» **WRITTEN EXERCISE**:
Keep only the lines of the listing that include the word "меры", and copy them.

» **RECORDED INFORMATION**:
··········
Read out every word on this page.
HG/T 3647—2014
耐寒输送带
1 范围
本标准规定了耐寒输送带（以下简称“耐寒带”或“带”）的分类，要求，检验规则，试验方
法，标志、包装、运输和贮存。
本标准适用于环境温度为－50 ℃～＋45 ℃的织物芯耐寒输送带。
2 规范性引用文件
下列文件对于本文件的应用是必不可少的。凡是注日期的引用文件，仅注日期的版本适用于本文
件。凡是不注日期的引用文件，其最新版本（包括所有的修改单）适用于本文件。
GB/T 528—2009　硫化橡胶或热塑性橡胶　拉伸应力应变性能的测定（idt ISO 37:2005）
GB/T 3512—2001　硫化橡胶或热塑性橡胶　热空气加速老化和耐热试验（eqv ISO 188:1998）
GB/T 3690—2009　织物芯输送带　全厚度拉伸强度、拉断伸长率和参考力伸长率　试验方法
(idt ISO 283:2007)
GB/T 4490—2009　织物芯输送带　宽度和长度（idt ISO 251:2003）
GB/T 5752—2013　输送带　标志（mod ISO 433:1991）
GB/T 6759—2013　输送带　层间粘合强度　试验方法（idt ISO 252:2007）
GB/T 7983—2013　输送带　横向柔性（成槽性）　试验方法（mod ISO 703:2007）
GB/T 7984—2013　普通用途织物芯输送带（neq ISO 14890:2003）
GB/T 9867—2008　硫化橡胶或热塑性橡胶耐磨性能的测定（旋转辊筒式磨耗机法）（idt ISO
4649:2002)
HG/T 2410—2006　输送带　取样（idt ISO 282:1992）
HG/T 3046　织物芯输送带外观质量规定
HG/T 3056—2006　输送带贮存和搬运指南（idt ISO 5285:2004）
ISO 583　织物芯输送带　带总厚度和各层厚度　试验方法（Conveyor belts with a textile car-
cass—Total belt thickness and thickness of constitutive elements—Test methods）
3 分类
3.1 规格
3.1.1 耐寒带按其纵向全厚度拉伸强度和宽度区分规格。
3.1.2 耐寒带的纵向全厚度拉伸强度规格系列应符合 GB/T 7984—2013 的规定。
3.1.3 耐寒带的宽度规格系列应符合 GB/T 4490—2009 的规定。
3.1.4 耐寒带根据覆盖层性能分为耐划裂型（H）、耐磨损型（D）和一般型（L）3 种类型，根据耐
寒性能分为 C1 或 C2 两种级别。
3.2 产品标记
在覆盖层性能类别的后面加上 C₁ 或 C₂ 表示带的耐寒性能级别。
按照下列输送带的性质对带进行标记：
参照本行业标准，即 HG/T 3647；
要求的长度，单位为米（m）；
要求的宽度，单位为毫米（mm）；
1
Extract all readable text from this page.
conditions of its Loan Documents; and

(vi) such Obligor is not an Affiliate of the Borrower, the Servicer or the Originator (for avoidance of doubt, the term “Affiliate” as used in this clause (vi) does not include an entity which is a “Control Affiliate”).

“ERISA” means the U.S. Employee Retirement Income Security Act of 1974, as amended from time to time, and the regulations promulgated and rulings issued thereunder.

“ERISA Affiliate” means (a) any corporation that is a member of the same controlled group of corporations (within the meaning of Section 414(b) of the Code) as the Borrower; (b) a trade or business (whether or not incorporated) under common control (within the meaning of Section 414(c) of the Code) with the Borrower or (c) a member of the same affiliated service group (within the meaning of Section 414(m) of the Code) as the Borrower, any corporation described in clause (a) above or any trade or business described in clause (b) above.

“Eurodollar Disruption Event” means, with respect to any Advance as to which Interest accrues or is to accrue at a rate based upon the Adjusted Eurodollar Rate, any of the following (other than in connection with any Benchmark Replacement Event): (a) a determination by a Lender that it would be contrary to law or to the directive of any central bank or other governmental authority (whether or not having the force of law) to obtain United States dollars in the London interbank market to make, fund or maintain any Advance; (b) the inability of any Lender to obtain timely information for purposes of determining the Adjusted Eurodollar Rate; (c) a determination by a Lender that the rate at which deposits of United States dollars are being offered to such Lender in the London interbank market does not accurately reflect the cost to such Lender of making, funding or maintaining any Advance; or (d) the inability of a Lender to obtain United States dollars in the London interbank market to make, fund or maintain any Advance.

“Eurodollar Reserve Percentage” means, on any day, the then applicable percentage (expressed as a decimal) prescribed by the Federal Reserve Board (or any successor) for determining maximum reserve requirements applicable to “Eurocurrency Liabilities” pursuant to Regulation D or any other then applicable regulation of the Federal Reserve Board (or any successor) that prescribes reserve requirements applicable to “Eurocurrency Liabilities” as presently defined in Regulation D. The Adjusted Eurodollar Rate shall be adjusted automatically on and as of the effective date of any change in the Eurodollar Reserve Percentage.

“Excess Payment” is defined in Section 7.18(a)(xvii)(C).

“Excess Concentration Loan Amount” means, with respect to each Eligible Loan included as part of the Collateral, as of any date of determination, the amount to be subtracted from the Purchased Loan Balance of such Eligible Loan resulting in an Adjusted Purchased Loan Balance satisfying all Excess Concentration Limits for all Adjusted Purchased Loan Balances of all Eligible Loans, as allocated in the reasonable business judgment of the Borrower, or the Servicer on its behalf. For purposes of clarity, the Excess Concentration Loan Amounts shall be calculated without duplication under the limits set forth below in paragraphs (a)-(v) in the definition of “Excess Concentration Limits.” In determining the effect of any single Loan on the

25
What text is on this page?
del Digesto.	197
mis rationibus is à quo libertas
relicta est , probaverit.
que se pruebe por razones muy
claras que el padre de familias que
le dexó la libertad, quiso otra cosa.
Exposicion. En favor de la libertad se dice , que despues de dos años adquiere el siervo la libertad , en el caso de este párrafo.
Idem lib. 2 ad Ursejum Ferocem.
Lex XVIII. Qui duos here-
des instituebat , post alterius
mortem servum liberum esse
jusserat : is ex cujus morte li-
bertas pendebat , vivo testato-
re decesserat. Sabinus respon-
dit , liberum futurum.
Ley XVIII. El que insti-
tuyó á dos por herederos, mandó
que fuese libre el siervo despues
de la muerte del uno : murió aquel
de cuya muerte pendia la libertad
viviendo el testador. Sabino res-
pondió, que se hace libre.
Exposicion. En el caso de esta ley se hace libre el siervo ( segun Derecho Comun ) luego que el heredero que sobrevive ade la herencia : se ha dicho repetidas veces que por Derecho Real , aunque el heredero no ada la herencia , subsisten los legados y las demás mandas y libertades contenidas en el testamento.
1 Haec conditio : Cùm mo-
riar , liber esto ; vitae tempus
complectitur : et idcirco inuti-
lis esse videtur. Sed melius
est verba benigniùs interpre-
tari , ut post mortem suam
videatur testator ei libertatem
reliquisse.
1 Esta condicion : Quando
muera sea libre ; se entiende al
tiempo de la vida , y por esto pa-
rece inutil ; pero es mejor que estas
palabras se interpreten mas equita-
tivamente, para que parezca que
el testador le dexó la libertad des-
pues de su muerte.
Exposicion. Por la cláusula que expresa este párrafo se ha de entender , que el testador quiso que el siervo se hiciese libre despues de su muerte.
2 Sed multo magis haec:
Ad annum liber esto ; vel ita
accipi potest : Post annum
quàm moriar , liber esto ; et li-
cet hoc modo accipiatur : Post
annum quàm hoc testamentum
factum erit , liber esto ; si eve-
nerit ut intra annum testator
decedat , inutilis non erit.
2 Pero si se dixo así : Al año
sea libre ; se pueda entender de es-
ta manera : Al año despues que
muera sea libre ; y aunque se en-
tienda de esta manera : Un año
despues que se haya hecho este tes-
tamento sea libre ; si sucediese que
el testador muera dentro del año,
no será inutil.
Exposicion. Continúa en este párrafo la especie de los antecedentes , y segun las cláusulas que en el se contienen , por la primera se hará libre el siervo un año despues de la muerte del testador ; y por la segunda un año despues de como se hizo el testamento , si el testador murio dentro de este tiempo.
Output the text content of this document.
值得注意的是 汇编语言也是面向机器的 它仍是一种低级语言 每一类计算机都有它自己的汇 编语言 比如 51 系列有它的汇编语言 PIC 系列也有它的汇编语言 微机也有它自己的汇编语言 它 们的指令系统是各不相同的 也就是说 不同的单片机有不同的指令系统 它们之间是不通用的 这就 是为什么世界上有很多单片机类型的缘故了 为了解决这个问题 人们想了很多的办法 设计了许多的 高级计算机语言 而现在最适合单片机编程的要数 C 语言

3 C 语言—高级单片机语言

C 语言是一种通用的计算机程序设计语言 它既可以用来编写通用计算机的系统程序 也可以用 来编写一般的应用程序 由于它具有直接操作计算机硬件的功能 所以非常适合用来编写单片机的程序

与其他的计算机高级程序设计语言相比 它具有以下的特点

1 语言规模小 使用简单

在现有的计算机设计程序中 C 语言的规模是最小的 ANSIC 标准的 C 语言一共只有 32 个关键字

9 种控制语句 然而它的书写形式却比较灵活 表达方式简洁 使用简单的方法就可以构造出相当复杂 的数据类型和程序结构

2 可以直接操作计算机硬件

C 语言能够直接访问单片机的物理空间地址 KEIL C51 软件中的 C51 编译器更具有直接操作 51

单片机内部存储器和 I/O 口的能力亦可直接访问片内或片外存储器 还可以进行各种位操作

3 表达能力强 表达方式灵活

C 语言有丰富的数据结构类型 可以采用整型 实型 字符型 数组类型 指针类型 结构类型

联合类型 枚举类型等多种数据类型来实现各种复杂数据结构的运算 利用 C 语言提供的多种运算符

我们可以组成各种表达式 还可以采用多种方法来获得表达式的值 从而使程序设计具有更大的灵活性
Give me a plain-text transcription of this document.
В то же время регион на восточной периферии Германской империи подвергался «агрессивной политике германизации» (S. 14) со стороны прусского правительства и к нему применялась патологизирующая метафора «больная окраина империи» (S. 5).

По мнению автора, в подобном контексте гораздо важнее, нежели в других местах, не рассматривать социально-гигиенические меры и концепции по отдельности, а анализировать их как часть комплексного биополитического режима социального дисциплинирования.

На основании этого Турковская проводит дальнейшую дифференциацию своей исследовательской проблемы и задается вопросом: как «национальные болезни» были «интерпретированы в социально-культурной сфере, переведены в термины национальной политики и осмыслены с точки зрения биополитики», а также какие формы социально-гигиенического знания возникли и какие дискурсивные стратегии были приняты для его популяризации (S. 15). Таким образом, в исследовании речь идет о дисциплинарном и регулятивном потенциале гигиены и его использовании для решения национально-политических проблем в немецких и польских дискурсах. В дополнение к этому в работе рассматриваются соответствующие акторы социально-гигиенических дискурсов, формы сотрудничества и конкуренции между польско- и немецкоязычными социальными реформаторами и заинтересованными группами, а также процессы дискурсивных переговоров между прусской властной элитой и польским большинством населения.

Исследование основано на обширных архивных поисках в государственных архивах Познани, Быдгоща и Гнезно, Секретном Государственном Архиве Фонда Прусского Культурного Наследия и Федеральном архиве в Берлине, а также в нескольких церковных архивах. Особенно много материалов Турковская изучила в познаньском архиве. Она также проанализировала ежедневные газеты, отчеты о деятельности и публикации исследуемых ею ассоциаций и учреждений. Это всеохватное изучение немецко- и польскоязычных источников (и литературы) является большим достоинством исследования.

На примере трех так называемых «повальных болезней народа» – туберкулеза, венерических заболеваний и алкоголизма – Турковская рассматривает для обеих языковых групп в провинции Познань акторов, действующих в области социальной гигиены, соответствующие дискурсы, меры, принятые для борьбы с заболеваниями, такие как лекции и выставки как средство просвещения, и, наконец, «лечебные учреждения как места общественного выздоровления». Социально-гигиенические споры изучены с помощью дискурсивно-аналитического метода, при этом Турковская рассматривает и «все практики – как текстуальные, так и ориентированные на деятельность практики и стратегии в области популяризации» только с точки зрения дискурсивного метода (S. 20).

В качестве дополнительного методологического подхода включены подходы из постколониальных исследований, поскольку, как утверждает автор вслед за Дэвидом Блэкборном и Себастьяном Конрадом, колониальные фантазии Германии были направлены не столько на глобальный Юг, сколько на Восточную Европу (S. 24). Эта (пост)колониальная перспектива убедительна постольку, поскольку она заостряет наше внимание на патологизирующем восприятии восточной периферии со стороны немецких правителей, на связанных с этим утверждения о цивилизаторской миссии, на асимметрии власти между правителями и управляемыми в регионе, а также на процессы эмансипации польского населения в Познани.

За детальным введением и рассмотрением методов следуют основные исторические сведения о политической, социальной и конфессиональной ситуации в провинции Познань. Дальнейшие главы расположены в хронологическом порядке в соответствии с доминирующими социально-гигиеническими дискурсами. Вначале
··········
» **THE RESULT**:
По мнению автора, в подобном контексте гораздо важнее, нежели в других местах, не рассматривать социально-гигиенические меры и концепции по отдельности, а анализировать их как часть комплексного биополитического режима социального дисциплинирования.
На примере трех так называемых «повальных болезней народа» – туберкулеза, венерических заболеваний и алкоголизма – Турковская рассматривает для обеих языковых групп в провинции Познань акторов, действующих в области социальной гигиены, соответствующие дискурсы, меры, принятые для борьбы с заболеваниями, такие как лекции и выставки как средство просвещения, и, наконец, «лечебные учреждения как места общественного выздоровления». Социально-гигиенические споры изучены с помощью дискурсивно-аналитического метода, при этом Турковская рассматривает и «все практики – как текстуальные, так и ориентированные на деятельность практики и стратегии в области популяризации» только с точки зрения дискурсивного метода (S. 20).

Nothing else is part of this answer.